(Excerpt from a dataset)
......
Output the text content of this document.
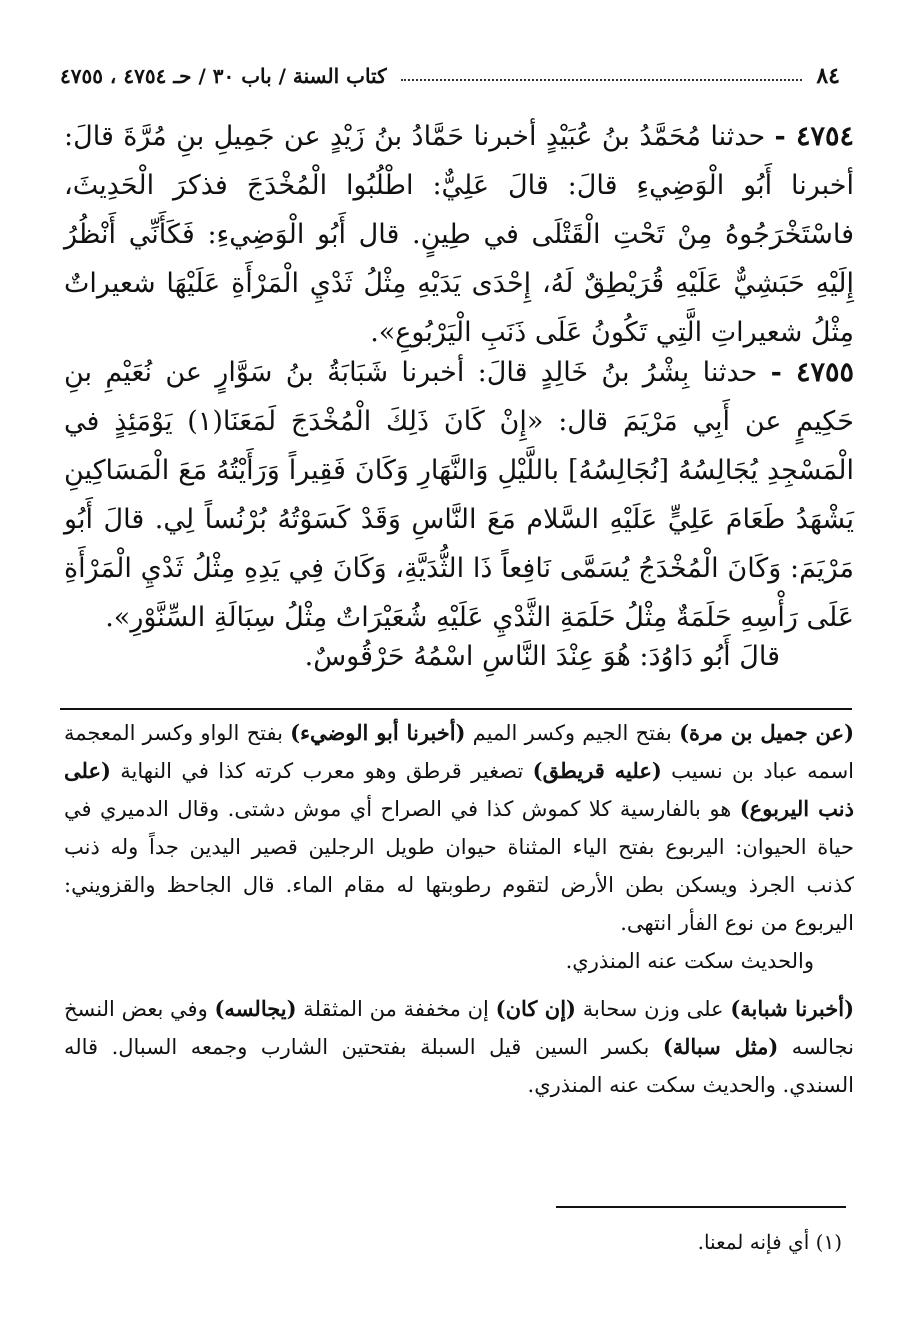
٨٤
كتاب السنة / باب ٣٠ / حـ ٤٧٥٤ ، ٤٧٥٥
٤٧٥٤ - حدثنا مُحَمَّدُ بنُ عُبَيْدٍ أخبرنا حَمَّادُ بنُ زَيْدٍ عن جَمِيلِ بنِ مُرَّةَ قالَ: أخبرنا أَبُو الْوَضِيءِ قالَ: قالَ عَلِيٌّ: اطْلُبُوا الْمُخْدَجَ فذكرَ الْحَدِيثَ، فاسْتَخْرَجُوهُ مِنْ تَحْتِ الْقَتْلَى في طِينٍ. قال أَبُو الْوَضِيءِ: فَكَأَنِّي أَنْظُرُ إِلَيْهِ حَبَشِيٌّ عَلَيْهِ قُرَيْطِقٌ لَهُ، إِحْدَى يَدَيْهِ مِثْلُ ثَدْيِ الْمَرْأَةِ عَلَيْهَا شعيراتٌ مِثْلُ شعيراتِ الَّتِي تَكُونُ عَلَى ذَنَبِ الْيَرْبُوعِ».
٤٧٥٥ - حدثنا بِشْرُ بنُ خَالِدٍ قالَ: أخبرنا شَبَابَةُ بنُ سَوَّارٍ عن نُعَيْمِ بنِ حَكِيمٍ عن أَبِي مَرْيَمَ قال: «إِنْ كَانَ ذَلِكَ الْمُخْدَجَ لَمَعَنَا(١) يَوْمَئِذٍ في الْمَسْجِدِ يُجَالِسُهُ [نُجَالِسُهُ] باللَّيْلِ وَالنَّهَارِ وَكَانَ فَقِيراً وَرَأَيْتُهُ مَعَ الْمَسَاكِينِ يَشْهَدُ طَعَامَ عَلِيٍّ عَلَيْهِ السَّلام مَعَ النَّاسِ وَقَدْ كَسَوْتُهُ بُرْنُساً لِي. قالَ أَبُو مَرْيَمَ: وَكَانَ الْمُخْدَجُ يُسَمَّى نَافِعاً ذَا الثُّدَيَّةِ، وَكَانَ فِي يَدِهِ مِثْلُ ثَدْيِ الْمَرْأَةِ عَلَى رَأْسِهِ حَلَمَةٌ مِثْلُ حَلَمَةِ الثَّدْيِ عَلَيْهِ شُعَيْرَاتٌ مِثْلُ سِبَالَةِ السِّنَّوْرِ».
قالَ أَبُو دَاوُدَ: هُوَ عِنْدَ النَّاسِ اسْمُهُ حَرْقُوسٌ.
(عن جميل بن مرة) بفتح الجيم وكسر الميم (أخبرنا أبو الوضيء) بفتح الواو وكسر المعجمة اسمه عباد بن نسيب (عليه قريطق) تصغير قرطق وهو معرب كرته كذا في النهاية (على ذنب اليربوع) هو بالفارسية كلا كموش كذا في الصراح أي موش دشتى. وقال الدميري في حياة الحيوان: اليربوع بفتح الياء المثناة حيوان طويل الرجلين قصير اليدين جداً وله ذنب كذنب الجرذ ويسكن بطن الأرض لتقوم رطوبتها له مقام الماء. قال الجاحظ والقزويني: اليربوع من نوع الفأر انتهى.
والحديث سكت عنه المنذري.
(أخبرنا شبابة) على وزن سحابة (إن كان) إن مخففة من المثقلة (يجالسه) وفي بعض النسخ نجالسه (مثل سبالة) بكسر السين قيل السبلة بفتحتين الشارب وجمعه السبال. قاله السندي. والحديث سكت عنه المنذري.
(١) أي فإنه لمعنا.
......
**TASK TO COMPLETE**
Every line above should be returned exactly; the pictures stay out.

**OUTPUT OF THE EXERCISE**
Output the text content of this document.
٨٤
كتاب السنة / باب ٣٠ / حـ ٤٧٥٤ ، ٤٧٥٥
٤٧٥٤ - حدثنا مُحَمَّدُ بنُ عُبَيْدٍ أخبرنا حَمَّادُ بنُ زَيْدٍ عن جَمِيلِ بنِ مُرَّةَ قالَ: أخبرنا أَبُو الْوَضِيءِ قالَ: قالَ عَلِيٌّ: اطْلُبُوا الْمُخْدَجَ فذكرَ الْحَدِيثَ، فاسْتَخْرَجُوهُ مِنْ تَحْتِ الْقَتْلَى في طِينٍ. قال أَبُو الْوَضِيءِ: فَكَأَنِّي أَنْظُرُ إِلَيْهِ حَبَشِيٌّ عَلَيْهِ قُرَيْطِقٌ لَهُ، إِحْدَى يَدَيْهِ مِثْلُ ثَدْيِ الْمَرْأَةِ عَلَيْهَا شعيراتٌ مِثْلُ شعيراتِ الَّتِي تَكُونُ عَلَى ذَنَبِ الْيَرْبُوعِ».
٤٧٥٥ - حدثنا بِشْرُ بنُ خَالِدٍ قالَ: أخبرنا شَبَابَةُ بنُ سَوَّارٍ عن نُعَيْمِ بنِ حَكِيمٍ عن أَبِي مَرْيَمَ قال: «إِنْ كَانَ ذَلِكَ الْمُخْدَجَ لَمَعَنَا(١) يَوْمَئِذٍ في الْمَسْجِدِ يُجَالِسُهُ [نُجَالِسُهُ] باللَّيْلِ وَالنَّهَارِ وَكَانَ فَقِيراً وَرَأَيْتُهُ مَعَ الْمَسَاكِينِ يَشْهَدُ طَعَامَ عَلِيٍّ عَلَيْهِ السَّلام مَعَ النَّاسِ وَقَدْ كَسَوْتُهُ بُرْنُساً لِي. قالَ أَبُو مَرْيَمَ: وَكَانَ الْمُخْدَجُ يُسَمَّى نَافِعاً ذَا الثُّدَيَّةِ، وَكَانَ فِي يَدِهِ مِثْلُ ثَدْيِ الْمَرْأَةِ عَلَى رَأْسِهِ حَلَمَةٌ مِثْلُ حَلَمَةِ الثَّدْيِ عَلَيْهِ شُعَيْرَاتٌ مِثْلُ سِبَالَةِ السِّنَّوْرِ».
قالَ أَبُو دَاوُدَ: هُوَ عِنْدَ النَّاسِ اسْمُهُ حَرْقُوسٌ.
(عن جميل بن مرة) بفتح الجيم وكسر الميم (أخبرنا أبو الوضيء) بفتح الواو وكسر المعجمة اسمه عباد بن نسيب (عليه قريطق) تصغير قرطق وهو معرب كرته كذا في النهاية (على ذنب اليربوع) هو بالفارسية كلا كموش كذا في الصراح أي موش دشتى. وقال الدميري في حياة الحيوان: اليربوع بفتح الياء المثناة حيوان طويل الرجلين قصير اليدين جداً وله ذنب كذنب الجرذ ويسكن بطن الأرض لتقوم رطوبتها له مقام الماء. قال الجاحظ والقزويني: اليربوع من نوع الفأر انتهى.
والحديث سكت عنه المنذري.
(أخبرنا شبابة) على وزن سحابة (إن كان) إن مخففة من المثقلة (يجالسه) وفي بعض النسخ نجالسه (مثل سبالة) بكسر السين قيل السبلة بفتحتين الشارب وجمعه السبال. قاله السندي. والحديث سكت عنه المنذري.
(١) أي فإنه لمعنا.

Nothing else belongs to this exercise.